▸ Supplied entries:

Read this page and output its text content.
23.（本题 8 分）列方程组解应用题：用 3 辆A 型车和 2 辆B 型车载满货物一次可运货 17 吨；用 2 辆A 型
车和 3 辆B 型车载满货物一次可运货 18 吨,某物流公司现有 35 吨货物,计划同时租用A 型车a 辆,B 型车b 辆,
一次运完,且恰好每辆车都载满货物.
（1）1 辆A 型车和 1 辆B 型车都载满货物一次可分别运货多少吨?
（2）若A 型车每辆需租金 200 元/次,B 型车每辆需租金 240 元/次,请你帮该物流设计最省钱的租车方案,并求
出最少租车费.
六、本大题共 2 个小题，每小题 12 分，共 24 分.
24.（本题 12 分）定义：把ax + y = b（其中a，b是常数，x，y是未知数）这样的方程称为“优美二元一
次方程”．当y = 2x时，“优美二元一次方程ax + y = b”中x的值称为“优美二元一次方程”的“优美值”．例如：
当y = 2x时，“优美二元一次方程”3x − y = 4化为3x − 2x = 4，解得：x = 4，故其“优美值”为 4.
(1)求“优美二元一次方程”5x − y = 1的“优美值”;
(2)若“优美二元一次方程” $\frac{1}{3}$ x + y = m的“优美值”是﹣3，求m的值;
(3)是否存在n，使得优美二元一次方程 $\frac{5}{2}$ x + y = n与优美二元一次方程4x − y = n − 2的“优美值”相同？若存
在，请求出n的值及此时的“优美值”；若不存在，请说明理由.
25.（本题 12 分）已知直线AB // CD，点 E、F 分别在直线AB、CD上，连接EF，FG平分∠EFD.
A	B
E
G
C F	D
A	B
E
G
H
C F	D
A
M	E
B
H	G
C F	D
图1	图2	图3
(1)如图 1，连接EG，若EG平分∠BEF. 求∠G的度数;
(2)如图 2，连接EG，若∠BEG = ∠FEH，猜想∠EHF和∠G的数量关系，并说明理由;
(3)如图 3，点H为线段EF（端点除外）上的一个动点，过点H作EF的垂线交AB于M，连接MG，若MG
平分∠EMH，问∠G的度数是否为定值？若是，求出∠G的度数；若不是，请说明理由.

▸ Short task: Each line of the listing should be copied exactly.

▸ Solution to this problem:
Read this page and output its text content.
23.（本题 8 分）列方程组解应用题：用 3 辆A 型车和 2 辆B 型车载满货物一次可运货 17 吨；用 2 辆A 型
车和 3 辆B 型车载满货物一次可运货 18 吨,某物流公司现有 35 吨货物,计划同时租用A 型车a 辆,B 型车b 辆,
一次运完,且恰好每辆车都载满货物.
（1）1 辆A 型车和 1 辆B 型车都载满货物一次可分别运货多少吨?
（2）若A 型车每辆需租金 200 元/次,B 型车每辆需租金 240 元/次,请你帮该物流设计最省钱的租车方案,并求
出最少租车费.
六、本大题共 2 个小题，每小题 12 分，共 24 分.
24.（本题 12 分）定义：把ax + y = b（其中a，b是常数，x，y是未知数）这样的方程称为“优美二元一
次方程”．当y = 2x时，“优美二元一次方程ax + y = b”中x的值称为“优美二元一次方程”的“优美值”．例如：
当y = 2x时，“优美二元一次方程”3x − y = 4化为3x − 2x = 4，解得：x = 4，故其“优美值”为 4.
(1)求“优美二元一次方程”5x − y = 1的“优美值”;
(2)若“优美二元一次方程” $\frac{1}{3}$ x + y = m的“优美值”是﹣3，求m的值;
(3)是否存在n，使得优美二元一次方程 $\frac{5}{2}$ x + y = n与优美二元一次方程4x − y = n − 2的“优美值”相同？若存
在，请求出n的值及此时的“优美值”；若不存在，请说明理由.
25.（本题 12 分）已知直线AB // CD，点 E、F 分别在直线AB、CD上，连接EF，FG平分∠EFD.
A	B
E
G
C F	D
A	B
E
G
H
C F	D
A
M	E
B
H	G
C F	D
图1	图2	图3
(1)如图 1，连接EG，若EG平分∠BEF. 求∠G的度数;
(2)如图 2，连接EG，若∠BEG = ∠FEH，猜想∠EHF和∠G的数量关系，并说明理由;
(3)如图 3，点H为线段EF（端点除外）上的一个动点，过点H作EF的垂线交AB于M，连接MG，若MG
平分∠EMH，问∠G的度数是否为定值？若是，求出∠G的度数；若不是，请说明理由.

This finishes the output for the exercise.